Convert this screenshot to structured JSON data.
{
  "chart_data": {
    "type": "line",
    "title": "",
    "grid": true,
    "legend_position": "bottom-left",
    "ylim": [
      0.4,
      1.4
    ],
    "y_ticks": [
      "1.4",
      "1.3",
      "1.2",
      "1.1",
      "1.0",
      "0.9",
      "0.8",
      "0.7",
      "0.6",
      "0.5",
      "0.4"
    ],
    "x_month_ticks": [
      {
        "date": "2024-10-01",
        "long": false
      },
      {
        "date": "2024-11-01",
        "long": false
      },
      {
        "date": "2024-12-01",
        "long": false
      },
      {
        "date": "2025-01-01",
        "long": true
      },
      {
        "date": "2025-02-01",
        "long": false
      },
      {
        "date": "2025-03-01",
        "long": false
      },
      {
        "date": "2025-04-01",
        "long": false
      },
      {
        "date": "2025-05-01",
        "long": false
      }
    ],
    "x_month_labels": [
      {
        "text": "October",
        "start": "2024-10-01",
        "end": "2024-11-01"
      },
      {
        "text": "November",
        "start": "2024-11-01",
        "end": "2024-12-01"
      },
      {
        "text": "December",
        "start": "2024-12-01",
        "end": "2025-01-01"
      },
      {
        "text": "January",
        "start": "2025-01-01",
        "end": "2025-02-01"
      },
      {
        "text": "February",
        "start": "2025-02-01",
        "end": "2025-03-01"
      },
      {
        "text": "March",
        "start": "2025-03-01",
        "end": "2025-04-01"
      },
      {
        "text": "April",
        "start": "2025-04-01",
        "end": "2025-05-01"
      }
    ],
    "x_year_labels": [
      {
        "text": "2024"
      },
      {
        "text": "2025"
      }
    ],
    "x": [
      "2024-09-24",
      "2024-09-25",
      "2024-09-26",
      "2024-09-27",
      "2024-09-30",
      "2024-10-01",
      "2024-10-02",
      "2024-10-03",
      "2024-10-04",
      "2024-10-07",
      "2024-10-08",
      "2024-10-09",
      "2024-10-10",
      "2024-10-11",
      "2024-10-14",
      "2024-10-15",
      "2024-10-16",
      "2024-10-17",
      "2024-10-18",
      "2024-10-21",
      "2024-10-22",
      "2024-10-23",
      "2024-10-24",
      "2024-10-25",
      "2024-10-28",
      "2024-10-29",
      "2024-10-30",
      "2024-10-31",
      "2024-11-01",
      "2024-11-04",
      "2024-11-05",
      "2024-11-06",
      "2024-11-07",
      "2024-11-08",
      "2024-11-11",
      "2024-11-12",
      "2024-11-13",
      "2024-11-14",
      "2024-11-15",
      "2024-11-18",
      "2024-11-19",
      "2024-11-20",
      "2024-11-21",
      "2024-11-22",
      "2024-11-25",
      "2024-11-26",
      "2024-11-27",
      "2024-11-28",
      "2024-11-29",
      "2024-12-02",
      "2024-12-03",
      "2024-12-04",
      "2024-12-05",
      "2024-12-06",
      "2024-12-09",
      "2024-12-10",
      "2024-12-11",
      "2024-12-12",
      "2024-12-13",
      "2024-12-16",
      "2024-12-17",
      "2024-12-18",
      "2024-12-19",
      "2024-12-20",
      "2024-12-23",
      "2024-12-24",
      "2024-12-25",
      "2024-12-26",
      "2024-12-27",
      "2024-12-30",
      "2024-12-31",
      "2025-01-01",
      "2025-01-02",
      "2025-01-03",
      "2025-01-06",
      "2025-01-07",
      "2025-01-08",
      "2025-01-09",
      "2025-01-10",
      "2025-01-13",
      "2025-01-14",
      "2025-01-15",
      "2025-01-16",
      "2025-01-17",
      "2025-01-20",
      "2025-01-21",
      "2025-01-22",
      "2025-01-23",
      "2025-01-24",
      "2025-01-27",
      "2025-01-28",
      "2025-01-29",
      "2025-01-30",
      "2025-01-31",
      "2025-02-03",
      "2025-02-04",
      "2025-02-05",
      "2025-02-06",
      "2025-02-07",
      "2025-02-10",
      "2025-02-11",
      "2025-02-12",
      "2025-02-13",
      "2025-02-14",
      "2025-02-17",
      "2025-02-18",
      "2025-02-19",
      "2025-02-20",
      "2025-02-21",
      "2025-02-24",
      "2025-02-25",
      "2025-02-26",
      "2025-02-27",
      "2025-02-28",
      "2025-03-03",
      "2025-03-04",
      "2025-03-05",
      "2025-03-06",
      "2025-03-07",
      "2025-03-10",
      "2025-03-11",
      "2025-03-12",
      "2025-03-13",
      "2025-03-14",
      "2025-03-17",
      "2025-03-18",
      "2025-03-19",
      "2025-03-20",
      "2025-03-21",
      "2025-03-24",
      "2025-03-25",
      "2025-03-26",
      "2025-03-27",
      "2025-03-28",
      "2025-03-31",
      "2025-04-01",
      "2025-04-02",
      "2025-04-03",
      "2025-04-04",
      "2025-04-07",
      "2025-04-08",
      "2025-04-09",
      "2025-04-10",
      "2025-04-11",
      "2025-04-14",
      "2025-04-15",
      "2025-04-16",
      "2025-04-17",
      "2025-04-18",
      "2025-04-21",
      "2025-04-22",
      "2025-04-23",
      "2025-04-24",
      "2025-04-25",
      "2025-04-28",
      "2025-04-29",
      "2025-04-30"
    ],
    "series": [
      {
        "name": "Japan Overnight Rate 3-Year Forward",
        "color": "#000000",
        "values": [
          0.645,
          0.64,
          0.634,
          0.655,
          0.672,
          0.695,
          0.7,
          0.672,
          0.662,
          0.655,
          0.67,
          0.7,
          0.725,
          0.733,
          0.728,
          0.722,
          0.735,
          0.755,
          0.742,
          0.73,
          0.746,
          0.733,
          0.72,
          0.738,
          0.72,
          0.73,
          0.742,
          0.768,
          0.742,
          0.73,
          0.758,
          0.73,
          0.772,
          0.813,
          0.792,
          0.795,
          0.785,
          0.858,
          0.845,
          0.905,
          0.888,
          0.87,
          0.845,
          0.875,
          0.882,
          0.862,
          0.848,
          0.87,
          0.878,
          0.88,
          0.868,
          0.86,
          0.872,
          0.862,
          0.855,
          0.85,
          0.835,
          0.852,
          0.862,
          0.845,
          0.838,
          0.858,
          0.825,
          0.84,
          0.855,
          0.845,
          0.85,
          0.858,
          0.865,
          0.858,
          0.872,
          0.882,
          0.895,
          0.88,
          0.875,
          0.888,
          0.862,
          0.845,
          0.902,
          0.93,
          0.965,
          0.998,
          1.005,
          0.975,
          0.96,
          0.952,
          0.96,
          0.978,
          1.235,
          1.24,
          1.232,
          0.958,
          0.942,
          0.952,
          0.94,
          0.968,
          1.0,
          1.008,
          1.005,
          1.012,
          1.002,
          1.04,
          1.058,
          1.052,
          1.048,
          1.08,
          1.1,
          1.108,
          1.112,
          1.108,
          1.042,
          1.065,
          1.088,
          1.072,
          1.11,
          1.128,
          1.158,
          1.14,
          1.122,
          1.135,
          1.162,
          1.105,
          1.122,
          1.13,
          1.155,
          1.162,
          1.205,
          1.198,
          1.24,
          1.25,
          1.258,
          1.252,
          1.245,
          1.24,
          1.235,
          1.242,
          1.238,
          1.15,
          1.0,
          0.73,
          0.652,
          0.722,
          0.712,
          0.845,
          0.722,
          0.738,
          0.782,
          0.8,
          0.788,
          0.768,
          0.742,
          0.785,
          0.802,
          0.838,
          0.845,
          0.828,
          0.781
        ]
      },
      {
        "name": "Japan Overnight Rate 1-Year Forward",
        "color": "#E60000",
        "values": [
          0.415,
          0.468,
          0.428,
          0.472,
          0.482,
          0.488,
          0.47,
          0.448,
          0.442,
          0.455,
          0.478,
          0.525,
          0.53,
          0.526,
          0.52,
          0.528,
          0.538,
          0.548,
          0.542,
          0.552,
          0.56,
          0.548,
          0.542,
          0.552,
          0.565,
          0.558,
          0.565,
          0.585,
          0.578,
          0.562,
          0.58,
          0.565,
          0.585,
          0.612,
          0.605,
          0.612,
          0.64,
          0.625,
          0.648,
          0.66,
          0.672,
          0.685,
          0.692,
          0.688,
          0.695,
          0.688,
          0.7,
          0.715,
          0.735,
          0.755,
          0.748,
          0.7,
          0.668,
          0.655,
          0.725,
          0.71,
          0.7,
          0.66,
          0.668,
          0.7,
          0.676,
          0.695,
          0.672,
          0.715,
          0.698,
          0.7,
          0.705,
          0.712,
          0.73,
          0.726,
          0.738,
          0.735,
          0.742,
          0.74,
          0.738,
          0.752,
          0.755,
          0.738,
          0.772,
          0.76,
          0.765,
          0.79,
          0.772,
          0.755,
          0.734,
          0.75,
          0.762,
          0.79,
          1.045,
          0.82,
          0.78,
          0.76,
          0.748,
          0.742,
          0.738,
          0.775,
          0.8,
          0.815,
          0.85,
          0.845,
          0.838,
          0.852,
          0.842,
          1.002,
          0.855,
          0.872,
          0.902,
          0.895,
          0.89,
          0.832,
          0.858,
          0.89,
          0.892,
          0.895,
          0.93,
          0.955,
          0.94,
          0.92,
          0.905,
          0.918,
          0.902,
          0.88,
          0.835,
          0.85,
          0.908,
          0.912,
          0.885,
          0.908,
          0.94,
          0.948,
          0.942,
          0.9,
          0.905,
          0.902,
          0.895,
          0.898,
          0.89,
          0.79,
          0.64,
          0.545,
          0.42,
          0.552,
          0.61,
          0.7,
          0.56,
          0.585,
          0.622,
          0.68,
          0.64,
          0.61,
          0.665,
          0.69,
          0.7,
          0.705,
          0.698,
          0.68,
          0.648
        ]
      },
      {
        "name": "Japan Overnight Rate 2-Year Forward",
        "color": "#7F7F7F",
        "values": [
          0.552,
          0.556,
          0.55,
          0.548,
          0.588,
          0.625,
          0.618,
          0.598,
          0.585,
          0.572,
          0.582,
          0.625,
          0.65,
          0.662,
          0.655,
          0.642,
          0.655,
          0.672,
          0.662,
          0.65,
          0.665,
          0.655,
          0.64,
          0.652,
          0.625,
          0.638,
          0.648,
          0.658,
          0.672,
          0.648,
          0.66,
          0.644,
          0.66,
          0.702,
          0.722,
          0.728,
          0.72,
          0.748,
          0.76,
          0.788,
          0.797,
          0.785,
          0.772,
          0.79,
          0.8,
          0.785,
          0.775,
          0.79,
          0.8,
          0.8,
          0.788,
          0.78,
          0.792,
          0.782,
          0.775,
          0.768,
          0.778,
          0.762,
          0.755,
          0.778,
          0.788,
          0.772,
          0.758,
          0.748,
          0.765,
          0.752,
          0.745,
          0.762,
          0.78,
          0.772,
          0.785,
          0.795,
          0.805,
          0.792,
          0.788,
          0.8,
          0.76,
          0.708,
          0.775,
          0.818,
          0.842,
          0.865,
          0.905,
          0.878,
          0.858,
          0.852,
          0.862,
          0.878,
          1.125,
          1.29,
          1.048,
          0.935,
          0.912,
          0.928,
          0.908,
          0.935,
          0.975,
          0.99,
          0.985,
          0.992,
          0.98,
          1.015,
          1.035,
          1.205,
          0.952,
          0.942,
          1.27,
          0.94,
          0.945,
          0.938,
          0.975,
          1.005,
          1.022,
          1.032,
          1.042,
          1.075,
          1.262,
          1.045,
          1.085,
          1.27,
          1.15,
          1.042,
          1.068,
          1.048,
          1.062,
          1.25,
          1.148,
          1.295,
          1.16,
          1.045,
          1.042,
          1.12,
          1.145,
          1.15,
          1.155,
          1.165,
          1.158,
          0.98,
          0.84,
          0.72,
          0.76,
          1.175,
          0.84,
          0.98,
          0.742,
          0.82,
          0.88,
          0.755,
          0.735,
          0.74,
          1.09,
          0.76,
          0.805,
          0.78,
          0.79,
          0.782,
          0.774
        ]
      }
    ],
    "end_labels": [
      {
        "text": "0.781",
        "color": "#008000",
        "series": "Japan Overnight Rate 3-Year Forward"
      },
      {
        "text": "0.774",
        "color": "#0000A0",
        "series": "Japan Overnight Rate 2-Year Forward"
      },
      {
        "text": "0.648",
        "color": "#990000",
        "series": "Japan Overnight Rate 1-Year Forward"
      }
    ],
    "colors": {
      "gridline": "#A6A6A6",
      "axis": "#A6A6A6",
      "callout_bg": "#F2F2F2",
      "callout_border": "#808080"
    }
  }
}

■ **TASK DESCRIPTION**: Copy out each line of the data containing the string "Forward".

■ **THE RESULT**:
        "name": "Japan Overnight Rate 3-Year Forward",
        "name": "Japan Overnight Rate 1-Year Forward",
        "name": "Japan Overnight Rate 2-Year Forward",
        "series": "Japan Overnight Rate 3-Year Forward"
        "series": "Japan Overnight Rate 2-Year Forward"
        "series": "Japan Overnight Rate 1-Year Forward"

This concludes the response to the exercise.